=== Input material ===
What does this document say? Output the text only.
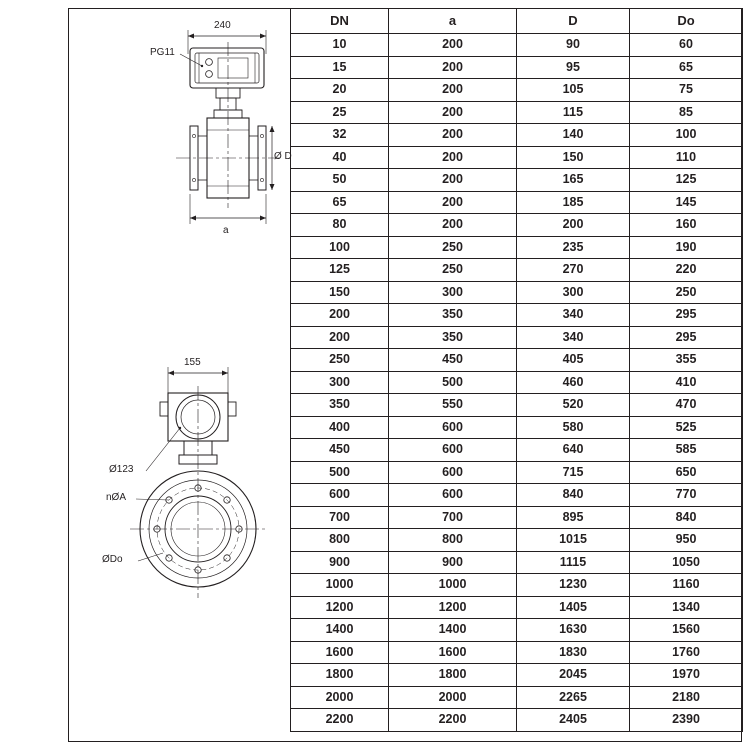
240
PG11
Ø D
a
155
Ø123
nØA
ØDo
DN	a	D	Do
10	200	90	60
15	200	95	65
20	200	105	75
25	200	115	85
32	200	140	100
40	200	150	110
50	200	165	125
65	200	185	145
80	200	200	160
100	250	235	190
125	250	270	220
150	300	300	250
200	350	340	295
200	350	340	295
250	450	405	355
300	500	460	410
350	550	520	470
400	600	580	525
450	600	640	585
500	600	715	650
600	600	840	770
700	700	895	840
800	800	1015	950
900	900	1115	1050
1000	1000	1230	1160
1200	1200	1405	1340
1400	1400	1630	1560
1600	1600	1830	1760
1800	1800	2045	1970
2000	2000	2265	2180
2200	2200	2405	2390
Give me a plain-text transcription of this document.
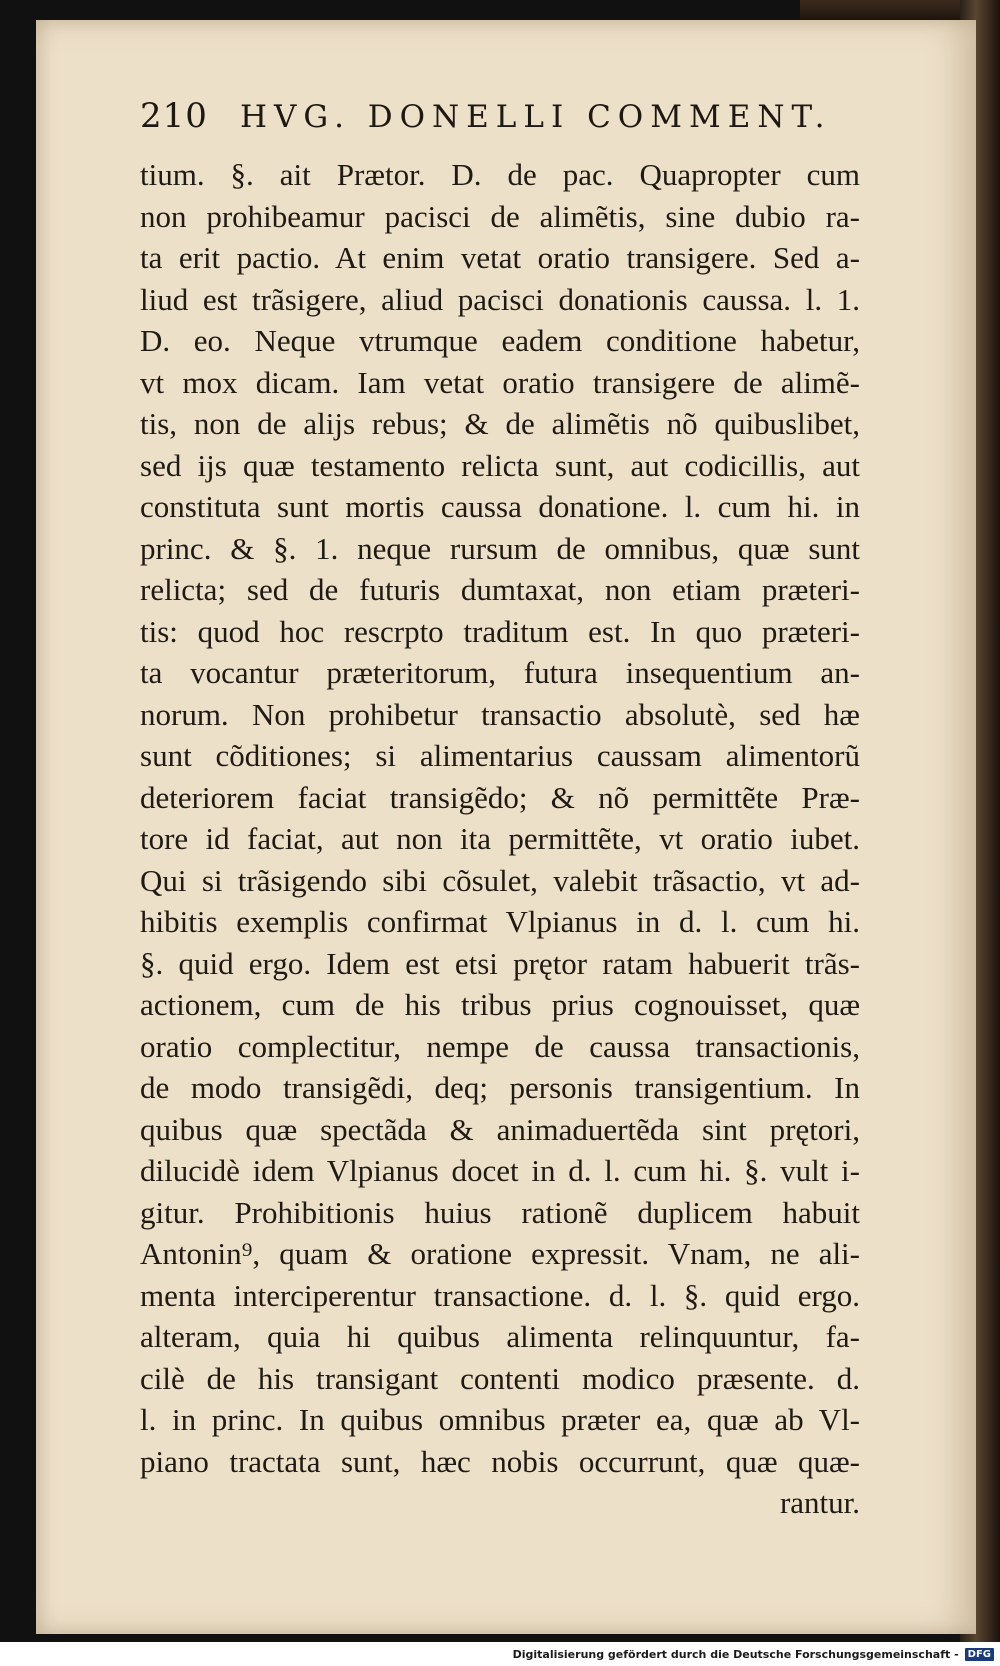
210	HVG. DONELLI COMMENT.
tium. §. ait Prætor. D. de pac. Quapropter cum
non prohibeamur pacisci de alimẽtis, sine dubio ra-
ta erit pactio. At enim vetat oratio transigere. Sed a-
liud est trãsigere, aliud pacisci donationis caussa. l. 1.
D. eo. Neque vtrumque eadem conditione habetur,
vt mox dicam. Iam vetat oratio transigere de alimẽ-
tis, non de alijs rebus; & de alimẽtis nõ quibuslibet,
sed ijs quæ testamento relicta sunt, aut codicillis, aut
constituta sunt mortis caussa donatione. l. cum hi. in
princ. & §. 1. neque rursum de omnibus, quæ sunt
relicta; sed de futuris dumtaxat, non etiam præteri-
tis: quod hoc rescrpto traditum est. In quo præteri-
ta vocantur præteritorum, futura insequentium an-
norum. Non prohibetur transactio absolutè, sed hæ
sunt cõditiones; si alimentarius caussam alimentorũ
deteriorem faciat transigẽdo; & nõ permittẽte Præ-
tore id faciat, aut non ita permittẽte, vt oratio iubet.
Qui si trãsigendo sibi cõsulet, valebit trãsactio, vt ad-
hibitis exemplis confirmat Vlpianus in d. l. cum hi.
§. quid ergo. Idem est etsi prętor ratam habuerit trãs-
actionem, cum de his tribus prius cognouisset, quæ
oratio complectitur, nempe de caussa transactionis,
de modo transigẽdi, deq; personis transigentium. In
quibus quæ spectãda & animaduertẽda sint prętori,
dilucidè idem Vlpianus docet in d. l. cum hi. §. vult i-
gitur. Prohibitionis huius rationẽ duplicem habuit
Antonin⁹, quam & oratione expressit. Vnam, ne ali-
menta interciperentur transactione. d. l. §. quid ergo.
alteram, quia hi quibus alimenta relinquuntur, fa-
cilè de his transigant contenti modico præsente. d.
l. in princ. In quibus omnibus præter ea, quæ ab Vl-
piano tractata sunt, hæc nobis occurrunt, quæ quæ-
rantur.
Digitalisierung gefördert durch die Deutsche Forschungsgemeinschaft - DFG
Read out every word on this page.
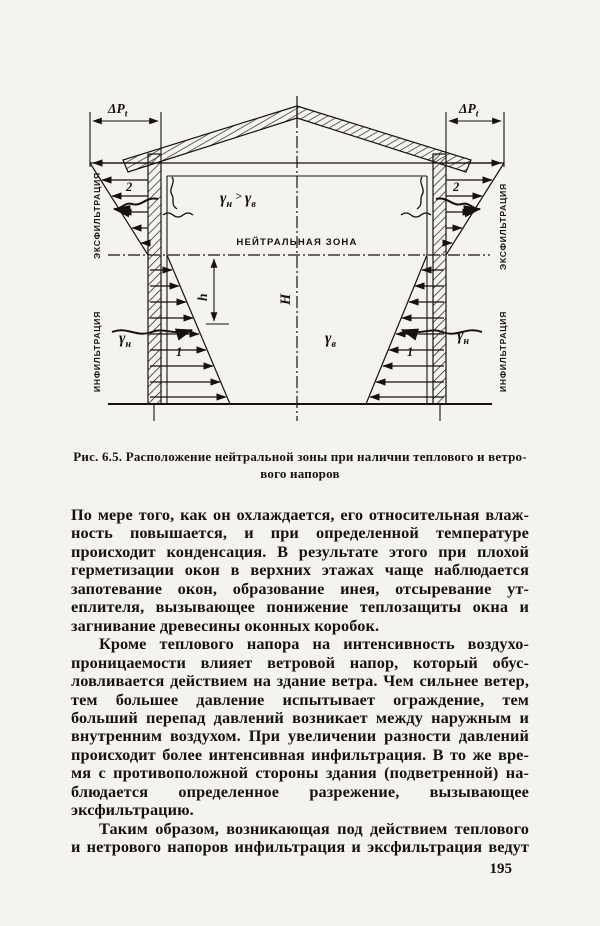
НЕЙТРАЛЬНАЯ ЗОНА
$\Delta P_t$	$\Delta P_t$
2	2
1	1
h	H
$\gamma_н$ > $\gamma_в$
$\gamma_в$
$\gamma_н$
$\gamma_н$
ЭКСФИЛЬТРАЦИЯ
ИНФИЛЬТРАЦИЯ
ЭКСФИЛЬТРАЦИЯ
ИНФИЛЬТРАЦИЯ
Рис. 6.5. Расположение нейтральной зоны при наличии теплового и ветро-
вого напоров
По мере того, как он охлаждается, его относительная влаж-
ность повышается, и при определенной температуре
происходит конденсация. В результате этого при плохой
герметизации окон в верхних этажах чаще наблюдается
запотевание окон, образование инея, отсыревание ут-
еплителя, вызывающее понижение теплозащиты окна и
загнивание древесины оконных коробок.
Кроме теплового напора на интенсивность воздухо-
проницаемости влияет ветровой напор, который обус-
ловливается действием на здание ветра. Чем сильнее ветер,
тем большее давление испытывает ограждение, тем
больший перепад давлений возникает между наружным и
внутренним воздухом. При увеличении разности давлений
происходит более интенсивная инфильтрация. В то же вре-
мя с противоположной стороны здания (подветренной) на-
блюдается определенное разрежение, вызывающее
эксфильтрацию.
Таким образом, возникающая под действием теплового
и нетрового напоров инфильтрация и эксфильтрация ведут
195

=== Written problem ===
Search the lines for the string "omnibus" and copy every line that has it.

=== Exercise answer ===
princ. & §. 1. neque rursum de omnibus, quæ sunt
l. in princ. In quibus omnibus præter ea, quæ ab Vl-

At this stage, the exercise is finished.